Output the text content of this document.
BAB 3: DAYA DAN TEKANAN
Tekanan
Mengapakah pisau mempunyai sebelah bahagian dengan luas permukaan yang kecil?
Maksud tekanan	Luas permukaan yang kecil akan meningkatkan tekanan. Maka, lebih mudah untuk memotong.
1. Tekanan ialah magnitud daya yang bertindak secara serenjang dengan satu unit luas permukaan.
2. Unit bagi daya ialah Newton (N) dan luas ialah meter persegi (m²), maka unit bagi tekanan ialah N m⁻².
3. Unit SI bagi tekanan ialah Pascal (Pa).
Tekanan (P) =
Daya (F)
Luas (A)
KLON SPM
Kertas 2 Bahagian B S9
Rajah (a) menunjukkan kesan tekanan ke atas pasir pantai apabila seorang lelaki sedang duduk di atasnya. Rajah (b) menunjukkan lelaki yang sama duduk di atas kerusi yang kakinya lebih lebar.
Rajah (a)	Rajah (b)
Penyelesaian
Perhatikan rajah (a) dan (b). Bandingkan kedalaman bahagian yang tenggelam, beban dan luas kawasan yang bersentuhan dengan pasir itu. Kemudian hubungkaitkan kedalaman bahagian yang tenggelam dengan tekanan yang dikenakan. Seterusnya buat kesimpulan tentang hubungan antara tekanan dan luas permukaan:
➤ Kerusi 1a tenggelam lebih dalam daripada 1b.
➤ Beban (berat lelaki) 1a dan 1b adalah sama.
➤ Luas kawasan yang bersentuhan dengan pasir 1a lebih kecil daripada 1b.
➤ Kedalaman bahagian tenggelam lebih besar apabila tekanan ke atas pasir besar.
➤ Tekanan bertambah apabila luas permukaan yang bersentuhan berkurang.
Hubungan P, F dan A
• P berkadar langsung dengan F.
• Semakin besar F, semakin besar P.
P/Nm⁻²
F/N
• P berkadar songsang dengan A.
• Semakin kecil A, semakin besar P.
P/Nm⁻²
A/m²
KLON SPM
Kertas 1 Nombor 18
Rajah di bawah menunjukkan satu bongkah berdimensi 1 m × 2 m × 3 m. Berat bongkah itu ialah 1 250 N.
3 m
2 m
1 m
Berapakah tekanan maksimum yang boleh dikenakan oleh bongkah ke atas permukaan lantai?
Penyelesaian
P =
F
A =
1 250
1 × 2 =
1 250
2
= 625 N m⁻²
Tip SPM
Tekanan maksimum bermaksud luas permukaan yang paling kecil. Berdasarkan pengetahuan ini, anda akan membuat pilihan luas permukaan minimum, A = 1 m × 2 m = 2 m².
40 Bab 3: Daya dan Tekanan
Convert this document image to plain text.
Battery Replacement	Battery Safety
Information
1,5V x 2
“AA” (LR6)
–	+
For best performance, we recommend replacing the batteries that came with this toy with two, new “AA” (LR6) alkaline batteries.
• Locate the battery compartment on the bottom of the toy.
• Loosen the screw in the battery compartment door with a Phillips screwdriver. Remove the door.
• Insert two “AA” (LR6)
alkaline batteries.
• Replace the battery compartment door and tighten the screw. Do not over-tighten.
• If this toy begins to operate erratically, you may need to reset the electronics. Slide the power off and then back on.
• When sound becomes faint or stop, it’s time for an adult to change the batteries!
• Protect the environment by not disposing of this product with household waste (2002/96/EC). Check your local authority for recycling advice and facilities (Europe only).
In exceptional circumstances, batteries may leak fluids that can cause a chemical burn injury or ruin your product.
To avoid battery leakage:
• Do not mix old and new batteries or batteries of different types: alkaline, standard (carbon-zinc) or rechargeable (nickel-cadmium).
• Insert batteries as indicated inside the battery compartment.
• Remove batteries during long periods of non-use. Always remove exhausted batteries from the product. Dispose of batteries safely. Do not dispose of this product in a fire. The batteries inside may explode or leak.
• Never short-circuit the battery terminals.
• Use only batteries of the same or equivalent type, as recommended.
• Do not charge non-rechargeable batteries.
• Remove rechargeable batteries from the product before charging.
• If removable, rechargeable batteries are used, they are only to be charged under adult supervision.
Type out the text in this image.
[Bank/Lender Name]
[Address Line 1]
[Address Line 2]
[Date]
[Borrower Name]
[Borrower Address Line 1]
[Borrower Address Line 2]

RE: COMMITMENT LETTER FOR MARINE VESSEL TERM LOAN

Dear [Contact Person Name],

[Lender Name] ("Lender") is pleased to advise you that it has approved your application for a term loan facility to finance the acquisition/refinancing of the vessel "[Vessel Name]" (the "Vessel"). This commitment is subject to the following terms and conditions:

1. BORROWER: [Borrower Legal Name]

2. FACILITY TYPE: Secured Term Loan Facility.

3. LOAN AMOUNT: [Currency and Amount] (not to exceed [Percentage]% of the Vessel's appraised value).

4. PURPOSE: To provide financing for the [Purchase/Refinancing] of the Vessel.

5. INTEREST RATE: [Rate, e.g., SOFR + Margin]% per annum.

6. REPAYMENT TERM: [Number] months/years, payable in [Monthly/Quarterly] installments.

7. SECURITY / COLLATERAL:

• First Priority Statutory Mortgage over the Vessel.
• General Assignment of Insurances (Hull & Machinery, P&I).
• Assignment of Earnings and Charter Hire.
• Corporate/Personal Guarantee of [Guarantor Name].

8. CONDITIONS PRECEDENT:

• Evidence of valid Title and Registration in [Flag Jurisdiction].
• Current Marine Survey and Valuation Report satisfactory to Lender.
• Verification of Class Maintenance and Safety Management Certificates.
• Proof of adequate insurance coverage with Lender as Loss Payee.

REQUIRED TASK:
Write out the listing once more, matching it exactly.

TASK ANSWER:
Output the text content of this document.
BAB 3: DAYA DAN TEKANAN
Tekanan
Mengapakah pisau mempunyai sebelah bahagian dengan luas permukaan yang kecil?
Maksud tekanan	Luas permukaan yang kecil akan meningkatkan tekanan. Maka, lebih mudah untuk memotong.
1. Tekanan ialah magnitud daya yang bertindak secara serenjang dengan satu unit luas permukaan.
2. Unit bagi daya ialah Newton (N) dan luas ialah meter persegi (m²), maka unit bagi tekanan ialah N m⁻².
3. Unit SI bagi tekanan ialah Pascal (Pa).
Tekanan (P) =
Daya (F)
Luas (A)
KLON SPM
Kertas 2 Bahagian B S9
Rajah (a) menunjukkan kesan tekanan ke atas pasir pantai apabila seorang lelaki sedang duduk di atasnya. Rajah (b) menunjukkan lelaki yang sama duduk di atas kerusi yang kakinya lebih lebar.
Rajah (a)	Rajah (b)
Penyelesaian
Perhatikan rajah (a) dan (b). Bandingkan kedalaman bahagian yang tenggelam, beban dan luas kawasan yang bersentuhan dengan pasir itu. Kemudian hubungkaitkan kedalaman bahagian yang tenggelam dengan tekanan yang dikenakan. Seterusnya buat kesimpulan tentang hubungan antara tekanan dan luas permukaan:
➤ Kerusi 1a tenggelam lebih dalam daripada 1b.
➤ Beban (berat lelaki) 1a dan 1b adalah sama.
➤ Luas kawasan yang bersentuhan dengan pasir 1a lebih kecil daripada 1b.
➤ Kedalaman bahagian tenggelam lebih besar apabila tekanan ke atas pasir besar.
➤ Tekanan bertambah apabila luas permukaan yang bersentuhan berkurang.
Hubungan P, F dan A
• P berkadar langsung dengan F.
• Semakin besar F, semakin besar P.
P/Nm⁻²
F/N
• P berkadar songsang dengan A.
• Semakin kecil A, semakin besar P.
P/Nm⁻²
A/m²
KLON SPM
Kertas 1 Nombor 18
Rajah di bawah menunjukkan satu bongkah berdimensi 1 m × 2 m × 3 m. Berat bongkah itu ialah 1 250 N.
3 m
2 m
1 m
Berapakah tekanan maksimum yang boleh dikenakan oleh bongkah ke atas permukaan lantai?
Penyelesaian
P =
F
A =
1 250
1 × 2 =
1 250
2
= 625 N m⁻²
Tip SPM
Tekanan maksimum bermaksud luas permukaan yang paling kecil. Berdasarkan pengetahuan ini, anda akan membuat pilihan luas permukaan minimum, A = 1 m × 2 m = 2 m².
40 Bab 3: Daya dan Tekanan
Convert this document image to plain text.
Battery Replacement	Battery Safety
Information
1,5V x 2
“AA” (LR6)
–	+
For best performance, we recommend replacing the batteries that came with this toy with two, new “AA” (LR6) alkaline batteries.
• Locate the battery compartment on the bottom of the toy.
• Loosen the screw in the battery compartment door with a Phillips screwdriver. Remove the door.
• Insert two “AA” (LR6)
alkaline batteries.
• Replace the battery compartment door and tighten the screw. Do not over-tighten.
• If this toy begins to operate erratically, you may need to reset the electronics. Slide the power off and then back on.
• When sound becomes faint or stop, it’s time for an adult to change the batteries!
• Protect the environment by not disposing of this product with household waste (2002/96/EC). Check your local authority for recycling advice and facilities (Europe only).
In exceptional circumstances, batteries may leak fluids that can cause a chemical burn injury or ruin your product.
To avoid battery leakage:
• Do not mix old and new batteries or batteries of different types: alkaline, standard (carbon-zinc) or rechargeable (nickel-cadmium).
• Insert batteries as indicated inside the battery compartment.
• Remove batteries during long periods of non-use. Always remove exhausted batteries from the product. Dispose of batteries safely. Do not dispose of this product in a fire. The batteries inside may explode or leak.
• Never short-circuit the battery terminals.
• Use only batteries of the same or equivalent type, as recommended.
• Do not charge non-rechargeable batteries.
• Remove rechargeable batteries from the product before charging.
• If removable, rechargeable batteries are used, they are only to be charged under adult supervision.
Type out the text in this image.
[Bank/Lender Name]
[Address Line 1]
[Address Line 2]
[Date]
[Borrower Name]
[Borrower Address Line 1]
[Borrower Address Line 2]

RE: COMMITMENT LETTER FOR MARINE VESSEL TERM LOAN

Dear [Contact Person Name],

[Lender Name] ("Lender") is pleased to advise you that it has approved your application for a term loan facility to finance the acquisition/refinancing of the vessel "[Vessel Name]" (the "Vessel"). This commitment is subject to the following terms and conditions:

1. BORROWER: [Borrower Legal Name]

2. FACILITY TYPE: Secured Term Loan Facility.

3. LOAN AMOUNT: [Currency and Amount] (not to exceed [Percentage]% of the Vessel's appraised value).

4. PURPOSE: To provide financing for the [Purchase/Refinancing] of the Vessel.

5. INTEREST RATE: [Rate, e.g., SOFR + Margin]% per annum.

6. REPAYMENT TERM: [Number] months/years, payable in [Monthly/Quarterly] installments.

7. SECURITY / COLLATERAL:

• First Priority Statutory Mortgage over the Vessel.
• General Assignment of Insurances (Hull & Machinery, P&I).
• Assignment of Earnings and Charter Hire.
• Corporate/Personal Guarantee of [Guarantor Name].

8. CONDITIONS PRECEDENT:

• Evidence of valid Title and Registration in [Flag Jurisdiction].
• Current Marine Survey and Valuation Report satisfactory to Lender.
• Verification of Class Maintenance and Safety Management Certificates.
• Proof of adequate insurance coverage with Lender as Loss Payee.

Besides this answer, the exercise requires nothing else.